Data records
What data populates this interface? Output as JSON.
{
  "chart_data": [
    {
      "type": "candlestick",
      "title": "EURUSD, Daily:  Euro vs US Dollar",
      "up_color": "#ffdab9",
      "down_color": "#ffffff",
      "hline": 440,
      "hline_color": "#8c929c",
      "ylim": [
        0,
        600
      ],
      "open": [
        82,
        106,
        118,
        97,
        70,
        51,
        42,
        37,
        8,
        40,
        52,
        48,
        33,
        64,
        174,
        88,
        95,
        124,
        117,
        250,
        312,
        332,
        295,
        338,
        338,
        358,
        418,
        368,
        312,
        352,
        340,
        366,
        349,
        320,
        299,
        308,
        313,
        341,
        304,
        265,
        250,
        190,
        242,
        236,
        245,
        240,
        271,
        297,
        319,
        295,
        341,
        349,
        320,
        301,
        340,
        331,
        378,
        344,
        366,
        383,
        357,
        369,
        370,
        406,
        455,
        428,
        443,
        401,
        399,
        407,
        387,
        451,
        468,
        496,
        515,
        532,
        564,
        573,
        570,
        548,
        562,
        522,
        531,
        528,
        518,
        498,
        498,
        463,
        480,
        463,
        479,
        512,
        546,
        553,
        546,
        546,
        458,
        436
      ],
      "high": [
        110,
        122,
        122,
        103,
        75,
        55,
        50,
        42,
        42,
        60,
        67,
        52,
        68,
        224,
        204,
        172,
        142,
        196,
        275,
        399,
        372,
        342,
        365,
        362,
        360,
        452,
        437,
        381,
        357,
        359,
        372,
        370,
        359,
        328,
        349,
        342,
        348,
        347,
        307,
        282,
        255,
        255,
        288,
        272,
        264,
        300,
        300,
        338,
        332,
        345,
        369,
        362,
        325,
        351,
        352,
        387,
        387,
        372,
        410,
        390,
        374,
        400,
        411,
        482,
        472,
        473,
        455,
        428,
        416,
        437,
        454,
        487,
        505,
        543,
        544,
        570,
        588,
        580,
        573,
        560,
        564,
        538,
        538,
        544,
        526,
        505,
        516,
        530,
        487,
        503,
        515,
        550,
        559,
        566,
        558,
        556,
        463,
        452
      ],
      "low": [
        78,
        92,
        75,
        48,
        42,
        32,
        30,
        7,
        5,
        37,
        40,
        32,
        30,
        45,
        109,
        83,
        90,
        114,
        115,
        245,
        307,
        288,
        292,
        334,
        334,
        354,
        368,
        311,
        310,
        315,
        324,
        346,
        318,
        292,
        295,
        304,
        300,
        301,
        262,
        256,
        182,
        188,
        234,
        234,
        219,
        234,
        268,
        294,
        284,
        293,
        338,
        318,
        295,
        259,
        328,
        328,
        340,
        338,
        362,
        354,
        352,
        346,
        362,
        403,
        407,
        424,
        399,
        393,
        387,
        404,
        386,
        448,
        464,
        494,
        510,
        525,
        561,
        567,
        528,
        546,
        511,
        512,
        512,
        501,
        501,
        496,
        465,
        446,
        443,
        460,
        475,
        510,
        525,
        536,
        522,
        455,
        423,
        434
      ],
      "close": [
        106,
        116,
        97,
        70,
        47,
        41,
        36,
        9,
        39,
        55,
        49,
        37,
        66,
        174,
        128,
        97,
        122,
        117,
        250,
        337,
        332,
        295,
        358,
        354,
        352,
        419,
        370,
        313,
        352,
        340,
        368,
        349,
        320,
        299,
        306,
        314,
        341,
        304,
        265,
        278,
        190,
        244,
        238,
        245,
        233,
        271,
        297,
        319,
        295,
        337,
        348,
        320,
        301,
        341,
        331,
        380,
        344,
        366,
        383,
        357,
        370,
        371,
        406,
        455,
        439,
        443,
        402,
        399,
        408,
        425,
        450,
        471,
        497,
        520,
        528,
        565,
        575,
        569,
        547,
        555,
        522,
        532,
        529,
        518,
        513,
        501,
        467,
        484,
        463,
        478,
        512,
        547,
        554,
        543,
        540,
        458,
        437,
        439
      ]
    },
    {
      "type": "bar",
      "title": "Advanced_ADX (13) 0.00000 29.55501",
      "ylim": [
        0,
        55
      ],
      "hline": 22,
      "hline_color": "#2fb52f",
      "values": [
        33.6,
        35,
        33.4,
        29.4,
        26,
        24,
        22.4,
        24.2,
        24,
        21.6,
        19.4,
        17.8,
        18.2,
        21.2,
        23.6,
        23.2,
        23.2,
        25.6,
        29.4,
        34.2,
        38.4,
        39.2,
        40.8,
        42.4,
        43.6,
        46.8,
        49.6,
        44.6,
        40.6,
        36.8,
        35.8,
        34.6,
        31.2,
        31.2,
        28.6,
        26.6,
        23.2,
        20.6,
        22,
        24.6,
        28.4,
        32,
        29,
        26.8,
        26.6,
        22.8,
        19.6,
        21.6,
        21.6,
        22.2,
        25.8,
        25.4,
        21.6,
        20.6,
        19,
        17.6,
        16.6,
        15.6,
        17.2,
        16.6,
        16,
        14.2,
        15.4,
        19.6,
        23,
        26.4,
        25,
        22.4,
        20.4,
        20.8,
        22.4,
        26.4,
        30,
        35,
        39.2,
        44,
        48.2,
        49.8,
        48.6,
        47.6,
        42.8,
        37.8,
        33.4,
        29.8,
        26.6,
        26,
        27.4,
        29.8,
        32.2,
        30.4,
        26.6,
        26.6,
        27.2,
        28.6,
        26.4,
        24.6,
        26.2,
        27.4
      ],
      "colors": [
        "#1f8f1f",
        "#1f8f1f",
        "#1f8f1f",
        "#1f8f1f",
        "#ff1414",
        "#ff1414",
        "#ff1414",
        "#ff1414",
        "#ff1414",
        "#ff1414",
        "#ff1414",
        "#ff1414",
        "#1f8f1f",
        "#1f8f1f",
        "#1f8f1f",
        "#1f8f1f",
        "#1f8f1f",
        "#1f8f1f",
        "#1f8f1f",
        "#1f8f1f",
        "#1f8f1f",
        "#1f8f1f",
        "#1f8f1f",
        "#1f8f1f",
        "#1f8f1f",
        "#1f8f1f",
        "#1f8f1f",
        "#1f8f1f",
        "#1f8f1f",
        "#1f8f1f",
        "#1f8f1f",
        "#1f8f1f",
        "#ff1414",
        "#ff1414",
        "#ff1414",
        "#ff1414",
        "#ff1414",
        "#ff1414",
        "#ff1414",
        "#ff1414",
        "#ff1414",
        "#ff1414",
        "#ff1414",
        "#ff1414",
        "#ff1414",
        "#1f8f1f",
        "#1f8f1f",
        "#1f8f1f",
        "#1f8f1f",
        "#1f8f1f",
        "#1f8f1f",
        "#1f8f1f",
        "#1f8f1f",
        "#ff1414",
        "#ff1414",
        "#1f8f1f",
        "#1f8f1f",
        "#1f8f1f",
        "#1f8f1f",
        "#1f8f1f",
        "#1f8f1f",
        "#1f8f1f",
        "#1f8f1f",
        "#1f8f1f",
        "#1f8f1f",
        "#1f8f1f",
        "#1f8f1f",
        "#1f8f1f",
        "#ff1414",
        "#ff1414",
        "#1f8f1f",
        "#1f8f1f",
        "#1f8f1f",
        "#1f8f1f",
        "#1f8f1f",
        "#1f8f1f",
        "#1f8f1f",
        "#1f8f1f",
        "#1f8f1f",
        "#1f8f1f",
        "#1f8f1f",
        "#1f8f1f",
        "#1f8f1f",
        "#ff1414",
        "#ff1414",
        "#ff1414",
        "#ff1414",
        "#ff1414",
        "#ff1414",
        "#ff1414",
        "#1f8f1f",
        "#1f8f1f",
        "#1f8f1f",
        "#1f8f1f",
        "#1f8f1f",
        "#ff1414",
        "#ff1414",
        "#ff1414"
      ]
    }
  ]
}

▸ Exercise task:
Go through the material and select each line with the string "title" in it.

▸ The solution:
      "title": "EURUSD, Daily:  Euro vs US Dollar",
      "title": "Advanced_ADX (13) 0.00000 29.55501",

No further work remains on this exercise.